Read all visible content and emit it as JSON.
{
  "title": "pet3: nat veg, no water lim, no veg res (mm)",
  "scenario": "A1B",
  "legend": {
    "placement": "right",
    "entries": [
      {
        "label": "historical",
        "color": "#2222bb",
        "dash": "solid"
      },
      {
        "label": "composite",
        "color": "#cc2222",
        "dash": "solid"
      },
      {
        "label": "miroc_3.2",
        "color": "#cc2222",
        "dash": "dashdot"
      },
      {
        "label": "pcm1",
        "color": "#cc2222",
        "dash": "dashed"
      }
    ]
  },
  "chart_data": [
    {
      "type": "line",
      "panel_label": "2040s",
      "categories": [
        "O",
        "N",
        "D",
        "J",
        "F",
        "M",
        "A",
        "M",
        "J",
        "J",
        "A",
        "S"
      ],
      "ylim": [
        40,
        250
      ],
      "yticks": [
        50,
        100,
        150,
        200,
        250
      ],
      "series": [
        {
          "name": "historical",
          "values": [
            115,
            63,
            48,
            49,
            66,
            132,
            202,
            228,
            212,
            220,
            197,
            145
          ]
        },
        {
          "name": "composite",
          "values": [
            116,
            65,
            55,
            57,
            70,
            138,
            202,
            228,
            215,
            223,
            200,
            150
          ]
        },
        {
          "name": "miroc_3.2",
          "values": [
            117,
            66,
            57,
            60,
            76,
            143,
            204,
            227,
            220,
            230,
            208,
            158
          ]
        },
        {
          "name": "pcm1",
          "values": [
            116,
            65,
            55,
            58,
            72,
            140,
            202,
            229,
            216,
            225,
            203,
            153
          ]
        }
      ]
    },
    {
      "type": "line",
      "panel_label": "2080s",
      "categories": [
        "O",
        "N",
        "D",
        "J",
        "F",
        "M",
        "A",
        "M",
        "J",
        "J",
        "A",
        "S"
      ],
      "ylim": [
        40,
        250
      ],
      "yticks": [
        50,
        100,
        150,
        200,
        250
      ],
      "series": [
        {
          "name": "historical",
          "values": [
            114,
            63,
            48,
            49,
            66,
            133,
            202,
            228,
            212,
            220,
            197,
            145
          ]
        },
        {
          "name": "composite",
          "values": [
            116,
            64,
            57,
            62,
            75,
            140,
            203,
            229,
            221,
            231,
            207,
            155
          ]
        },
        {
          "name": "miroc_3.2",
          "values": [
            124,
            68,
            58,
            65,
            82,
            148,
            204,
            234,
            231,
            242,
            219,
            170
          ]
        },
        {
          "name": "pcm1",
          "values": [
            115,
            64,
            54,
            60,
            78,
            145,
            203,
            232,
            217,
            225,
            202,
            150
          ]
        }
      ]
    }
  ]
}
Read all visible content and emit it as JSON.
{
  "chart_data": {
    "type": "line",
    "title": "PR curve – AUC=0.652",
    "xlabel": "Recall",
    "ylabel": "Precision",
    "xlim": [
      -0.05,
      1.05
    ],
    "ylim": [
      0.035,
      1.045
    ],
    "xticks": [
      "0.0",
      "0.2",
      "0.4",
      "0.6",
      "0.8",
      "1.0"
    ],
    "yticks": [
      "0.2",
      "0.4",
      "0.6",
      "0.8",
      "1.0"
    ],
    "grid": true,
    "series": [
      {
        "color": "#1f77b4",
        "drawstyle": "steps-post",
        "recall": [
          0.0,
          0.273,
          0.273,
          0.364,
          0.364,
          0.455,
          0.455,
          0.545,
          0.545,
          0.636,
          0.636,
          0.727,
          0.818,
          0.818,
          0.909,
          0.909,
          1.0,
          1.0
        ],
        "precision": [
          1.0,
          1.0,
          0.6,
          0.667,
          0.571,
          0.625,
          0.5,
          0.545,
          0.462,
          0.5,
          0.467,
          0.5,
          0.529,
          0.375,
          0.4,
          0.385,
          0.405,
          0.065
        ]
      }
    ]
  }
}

* _Written problem_
Please reproduce each line exactly as written.

* _Output_
Read all visible content and emit it as JSON.
{
  "title": "pet3: nat veg, no water lim, no veg res (mm)",
  "scenario": "A1B",
  "legend": {
    "placement": "right",
    "entries": [
      {
        "label": "historical",
        "color": "#2222bb",
        "dash": "solid"
      },
      {
        "label": "composite",
        "color": "#cc2222",
        "dash": "solid"
      },
      {
        "label": "miroc_3.2",
        "color": "#cc2222",
        "dash": "dashdot"
      },
      {
        "label": "pcm1",
        "color": "#cc2222",
        "dash": "dashed"
      }
    ]
  },
  "chart_data": [
    {
      "type": "line",
      "panel_label": "2040s",
      "categories": [
        "O",
        "N",
        "D",
        "J",
        "F",
        "M",
        "A",
        "M",
        "J",
        "J",
        "A",
        "S"
      ],
      "ylim": [
        40,
        250
      ],
      "yticks": [
        50,
        100,
        150,
        200,
        250
      ],
      "series": [
        {
          "name": "historical",
          "values": [
            115,
            63,
            48,
            49,
            66,
            132,
            202,
            228,
            212,
            220,
            197,
            145
          ]
        },
        {
          "name": "composite",
          "values": [
            116,
            65,
            55,
            57,
            70,
            138,
            202,
            228,
            215,
            223,
            200,
            150
          ]
        },
        {
          "name": "miroc_3.2",
          "values": [
            117,
            66,
            57,
            60,
            76,
            143,
            204,
            227,
            220,
            230,
            208,
            158
          ]
        },
        {
          "name": "pcm1",
          "values": [
            116,
            65,
            55,
            58,
            72,
            140,
            202,
            229,
            216,
            225,
            203,
            153
          ]
        }
      ]
    },
    {
      "type": "line",
      "panel_label": "2080s",
      "categories": [
        "O",
        "N",
        "D",
        "J",
        "F",
        "M",
        "A",
        "M",
        "J",
        "J",
        "A",
        "S"
      ],
      "ylim": [
        40,
        250
      ],
      "yticks": [
        50,
        100,
        150,
        200,
        250
      ],
      "series": [
        {
          "name": "historical",
          "values": [
            114,
            63,
            48,
            49,
            66,
            133,
            202,
            228,
            212,
            220,
            197,
            145
          ]
        },
        {
          "name": "composite",
          "values": [
            116,
            64,
            57,
            62,
            75,
            140,
            203,
            229,
            221,
            231,
            207,
            155
          ]
        },
        {
          "name": "miroc_3.2",
          "values": [
            124,
            68,
            58,
            65,
            82,
            148,
            204,
            234,
            231,
            242,
            219,
            170
          ]
        },
        {
          "name": "pcm1",
          "values": [
            115,
            64,
            54,
            60,
            78,
            145,
            203,
            232,
            217,
            225,
            202,
            150
          ]
        }
      ]
    }
  ]
}
Read all visible content and emit it as JSON.
{
  "chart_data": {
    "type": "line",
    "title": "PR curve – AUC=0.652",
    "xlabel": "Recall",
    "ylabel": "Precision",
    "xlim": [
      -0.05,
      1.05
    ],
    "ylim": [
      0.035,
      1.045
    ],
    "xticks": [
      "0.0",
      "0.2",
      "0.4",
      "0.6",
      "0.8",
      "1.0"
    ],
    "yticks": [
      "0.2",
      "0.4",
      "0.6",
      "0.8",
      "1.0"
    ],
    "grid": true,
    "series": [
      {
        "color": "#1f77b4",
        "drawstyle": "steps-post",
        "recall": [
          0.0,
          0.273,
          0.273,
          0.364,
          0.364,
          0.455,
          0.455,
          0.545,
          0.545,
          0.636,
          0.636,
          0.727,
          0.818,
          0.818,
          0.909,
          0.909,
          1.0,
          1.0
        ],
        "precision": [
          1.0,
          1.0,
          0.6,
          0.667,
          0.571,
          0.625,
          0.5,
          0.545,
          0.462,
          0.5,
          0.467,
          0.5,
          0.529,
          0.375,
          0.4,
          0.385,
          0.405,
          0.065
        ]
      }
    ]
  }
}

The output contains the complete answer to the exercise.